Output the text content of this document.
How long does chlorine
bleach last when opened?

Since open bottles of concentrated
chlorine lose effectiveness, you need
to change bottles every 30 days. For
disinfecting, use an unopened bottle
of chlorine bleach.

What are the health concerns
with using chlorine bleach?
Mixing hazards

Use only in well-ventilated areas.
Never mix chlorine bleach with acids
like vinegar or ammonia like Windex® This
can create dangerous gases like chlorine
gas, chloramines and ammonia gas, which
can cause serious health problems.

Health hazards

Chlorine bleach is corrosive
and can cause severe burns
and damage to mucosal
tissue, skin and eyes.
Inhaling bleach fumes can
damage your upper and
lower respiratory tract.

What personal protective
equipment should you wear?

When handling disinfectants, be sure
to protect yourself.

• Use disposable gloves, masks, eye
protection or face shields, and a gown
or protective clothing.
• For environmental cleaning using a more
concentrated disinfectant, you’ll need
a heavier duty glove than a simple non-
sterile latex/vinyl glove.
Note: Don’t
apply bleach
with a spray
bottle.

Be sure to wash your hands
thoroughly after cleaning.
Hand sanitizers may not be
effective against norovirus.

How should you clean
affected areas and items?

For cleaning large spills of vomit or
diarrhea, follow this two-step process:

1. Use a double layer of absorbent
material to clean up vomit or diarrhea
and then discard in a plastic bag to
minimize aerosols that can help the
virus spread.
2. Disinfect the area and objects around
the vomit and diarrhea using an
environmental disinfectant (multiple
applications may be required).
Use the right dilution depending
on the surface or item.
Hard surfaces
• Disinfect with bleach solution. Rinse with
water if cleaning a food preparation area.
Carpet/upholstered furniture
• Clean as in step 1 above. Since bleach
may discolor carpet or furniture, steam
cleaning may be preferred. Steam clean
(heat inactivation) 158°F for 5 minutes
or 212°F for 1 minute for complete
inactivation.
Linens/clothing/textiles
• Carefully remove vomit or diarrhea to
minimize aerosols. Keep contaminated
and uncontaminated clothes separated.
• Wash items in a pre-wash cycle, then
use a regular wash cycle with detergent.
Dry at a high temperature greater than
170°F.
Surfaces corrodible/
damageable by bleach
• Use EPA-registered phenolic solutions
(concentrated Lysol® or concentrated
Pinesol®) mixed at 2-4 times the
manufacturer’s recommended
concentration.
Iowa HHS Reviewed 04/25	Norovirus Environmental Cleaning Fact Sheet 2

-- -- --

# What you will do:
Output the records above in full, with nothing altered.

# Exercise answer:
Output the text content of this document.
How long does chlorine
bleach last when opened?

Since open bottles of concentrated
chlorine lose effectiveness, you need
to change bottles every 30 days. For
disinfecting, use an unopened bottle
of chlorine bleach.

What are the health concerns
with using chlorine bleach?
Mixing hazards

Use only in well-ventilated areas.
Never mix chlorine bleach with acids
like vinegar or ammonia like Windex® This
can create dangerous gases like chlorine
gas, chloramines and ammonia gas, which
can cause serious health problems.

Health hazards

Chlorine bleach is corrosive
and can cause severe burns
and damage to mucosal
tissue, skin and eyes.
Inhaling bleach fumes can
damage your upper and
lower respiratory tract.

What personal protective
equipment should you wear?

When handling disinfectants, be sure
to protect yourself.

• Use disposable gloves, masks, eye
protection or face shields, and a gown
or protective clothing.
• For environmental cleaning using a more
concentrated disinfectant, you’ll need
a heavier duty glove than a simple non-
sterile latex/vinyl glove.
Note: Don’t
apply bleach
with a spray
bottle.

Be sure to wash your hands
thoroughly after cleaning.
Hand sanitizers may not be
effective against norovirus.

How should you clean
affected areas and items?

For cleaning large spills of vomit or
diarrhea, follow this two-step process:

1. Use a double layer of absorbent
material to clean up vomit or diarrhea
and then discard in a plastic bag to
minimize aerosols that can help the
virus spread.
2. Disinfect the area and objects around
the vomit and diarrhea using an
environmental disinfectant (multiple
applications may be required).
Use the right dilution depending
on the surface or item.
Hard surfaces
• Disinfect with bleach solution. Rinse with
water if cleaning a food preparation area.
Carpet/upholstered furniture
• Clean as in step 1 above. Since bleach
may discolor carpet or furniture, steam
cleaning may be preferred. Steam clean
(heat inactivation) 158°F for 5 minutes
or 212°F for 1 minute for complete
inactivation.
Linens/clothing/textiles
• Carefully remove vomit or diarrhea to
minimize aerosols. Keep contaminated
and uncontaminated clothes separated.
• Wash items in a pre-wash cycle, then
use a regular wash cycle with detergent.
Dry at a high temperature greater than
170°F.
Surfaces corrodible/
damageable by bleach
• Use EPA-registered phenolic solutions
(concentrated Lysol® or concentrated
Pinesol®) mixed at 2-4 times the
manufacturer’s recommended
concentration.
Iowa HHS Reviewed 04/25	Norovirus Environmental Cleaning Fact Sheet 2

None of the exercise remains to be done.